**Written exercise**
Search the listing below for the word "What" and copy each line that holds it.

(Lines of data)
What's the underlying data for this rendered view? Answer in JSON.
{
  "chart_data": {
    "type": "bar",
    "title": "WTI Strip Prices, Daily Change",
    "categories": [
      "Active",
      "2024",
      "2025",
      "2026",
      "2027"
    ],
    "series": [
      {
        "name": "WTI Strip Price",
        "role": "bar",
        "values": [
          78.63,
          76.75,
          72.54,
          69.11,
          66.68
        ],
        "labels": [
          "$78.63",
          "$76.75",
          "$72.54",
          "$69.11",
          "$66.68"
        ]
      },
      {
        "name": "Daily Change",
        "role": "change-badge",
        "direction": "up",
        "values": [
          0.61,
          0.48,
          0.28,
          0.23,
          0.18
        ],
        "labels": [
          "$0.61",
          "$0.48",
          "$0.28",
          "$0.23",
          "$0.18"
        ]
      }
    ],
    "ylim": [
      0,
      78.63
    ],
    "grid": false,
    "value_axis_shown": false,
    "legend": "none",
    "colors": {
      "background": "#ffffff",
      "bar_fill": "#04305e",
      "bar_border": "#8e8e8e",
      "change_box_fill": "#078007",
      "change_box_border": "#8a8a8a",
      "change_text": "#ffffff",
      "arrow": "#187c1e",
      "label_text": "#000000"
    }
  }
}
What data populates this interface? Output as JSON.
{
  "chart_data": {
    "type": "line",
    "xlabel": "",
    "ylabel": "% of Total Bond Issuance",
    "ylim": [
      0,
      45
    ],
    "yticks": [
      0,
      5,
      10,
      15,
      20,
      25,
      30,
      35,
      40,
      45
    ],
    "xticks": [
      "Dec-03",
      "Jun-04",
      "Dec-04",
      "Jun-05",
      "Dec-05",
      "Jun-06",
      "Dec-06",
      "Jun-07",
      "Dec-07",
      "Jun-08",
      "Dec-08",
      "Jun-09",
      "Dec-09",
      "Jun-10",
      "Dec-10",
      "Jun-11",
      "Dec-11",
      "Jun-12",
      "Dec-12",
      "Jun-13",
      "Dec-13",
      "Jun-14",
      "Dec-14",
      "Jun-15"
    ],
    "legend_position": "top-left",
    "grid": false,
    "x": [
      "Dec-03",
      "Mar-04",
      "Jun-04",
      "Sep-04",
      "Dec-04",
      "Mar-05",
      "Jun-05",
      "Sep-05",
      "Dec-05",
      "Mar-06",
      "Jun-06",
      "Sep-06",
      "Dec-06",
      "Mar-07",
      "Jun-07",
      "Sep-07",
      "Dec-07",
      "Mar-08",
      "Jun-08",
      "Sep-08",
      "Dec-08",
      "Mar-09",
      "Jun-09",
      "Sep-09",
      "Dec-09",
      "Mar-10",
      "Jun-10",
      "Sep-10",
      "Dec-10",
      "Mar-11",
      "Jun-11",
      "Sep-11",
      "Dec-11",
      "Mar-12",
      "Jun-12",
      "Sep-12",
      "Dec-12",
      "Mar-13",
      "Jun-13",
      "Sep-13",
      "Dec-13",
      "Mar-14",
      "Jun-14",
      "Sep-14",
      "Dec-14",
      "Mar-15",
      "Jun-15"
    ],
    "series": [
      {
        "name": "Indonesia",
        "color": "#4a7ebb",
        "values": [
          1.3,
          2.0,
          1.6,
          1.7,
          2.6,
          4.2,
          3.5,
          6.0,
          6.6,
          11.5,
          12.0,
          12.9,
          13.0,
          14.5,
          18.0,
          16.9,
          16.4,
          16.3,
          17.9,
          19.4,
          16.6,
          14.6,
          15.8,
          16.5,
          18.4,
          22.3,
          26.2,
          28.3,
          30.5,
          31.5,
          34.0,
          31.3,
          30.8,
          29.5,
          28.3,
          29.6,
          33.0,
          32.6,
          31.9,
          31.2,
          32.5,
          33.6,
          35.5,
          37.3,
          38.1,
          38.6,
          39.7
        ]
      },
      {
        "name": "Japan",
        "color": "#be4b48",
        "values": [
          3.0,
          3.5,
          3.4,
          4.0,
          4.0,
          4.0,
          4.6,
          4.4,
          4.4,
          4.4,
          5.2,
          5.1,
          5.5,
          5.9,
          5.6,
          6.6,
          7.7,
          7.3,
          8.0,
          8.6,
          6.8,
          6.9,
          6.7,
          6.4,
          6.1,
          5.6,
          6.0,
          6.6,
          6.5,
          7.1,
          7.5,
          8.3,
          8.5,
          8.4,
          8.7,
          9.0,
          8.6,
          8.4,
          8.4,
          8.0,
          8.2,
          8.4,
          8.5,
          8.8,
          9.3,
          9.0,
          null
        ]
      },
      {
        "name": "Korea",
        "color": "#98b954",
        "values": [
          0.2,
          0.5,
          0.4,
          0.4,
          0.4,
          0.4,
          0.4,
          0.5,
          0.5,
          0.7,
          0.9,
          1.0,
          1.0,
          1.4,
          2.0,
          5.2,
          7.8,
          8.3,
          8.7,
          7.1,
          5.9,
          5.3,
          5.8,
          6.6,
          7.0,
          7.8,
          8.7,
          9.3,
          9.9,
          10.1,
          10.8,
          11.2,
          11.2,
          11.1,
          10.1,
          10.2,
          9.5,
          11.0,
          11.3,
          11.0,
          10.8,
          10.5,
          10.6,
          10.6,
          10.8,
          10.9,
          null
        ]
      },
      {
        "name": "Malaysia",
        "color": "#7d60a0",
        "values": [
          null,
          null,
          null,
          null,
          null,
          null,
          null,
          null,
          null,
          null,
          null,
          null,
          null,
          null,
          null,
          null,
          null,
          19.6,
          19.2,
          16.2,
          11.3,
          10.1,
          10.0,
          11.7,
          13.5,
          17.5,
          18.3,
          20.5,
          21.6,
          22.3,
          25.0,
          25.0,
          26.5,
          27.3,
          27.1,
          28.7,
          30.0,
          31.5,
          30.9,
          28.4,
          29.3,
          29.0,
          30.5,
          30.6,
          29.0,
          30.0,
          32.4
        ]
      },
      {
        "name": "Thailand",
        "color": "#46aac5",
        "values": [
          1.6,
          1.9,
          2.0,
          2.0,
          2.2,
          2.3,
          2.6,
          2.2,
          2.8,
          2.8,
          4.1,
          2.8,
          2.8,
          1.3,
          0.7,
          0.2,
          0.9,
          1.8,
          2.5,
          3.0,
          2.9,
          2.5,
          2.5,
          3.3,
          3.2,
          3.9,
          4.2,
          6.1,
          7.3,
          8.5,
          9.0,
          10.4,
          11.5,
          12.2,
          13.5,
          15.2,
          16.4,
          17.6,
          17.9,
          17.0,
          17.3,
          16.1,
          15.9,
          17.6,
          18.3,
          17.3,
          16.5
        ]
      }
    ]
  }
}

**Output of the task**
What's the underlying data for this rendered view? Answer in JSON.
What data populates this interface? Output as JSON.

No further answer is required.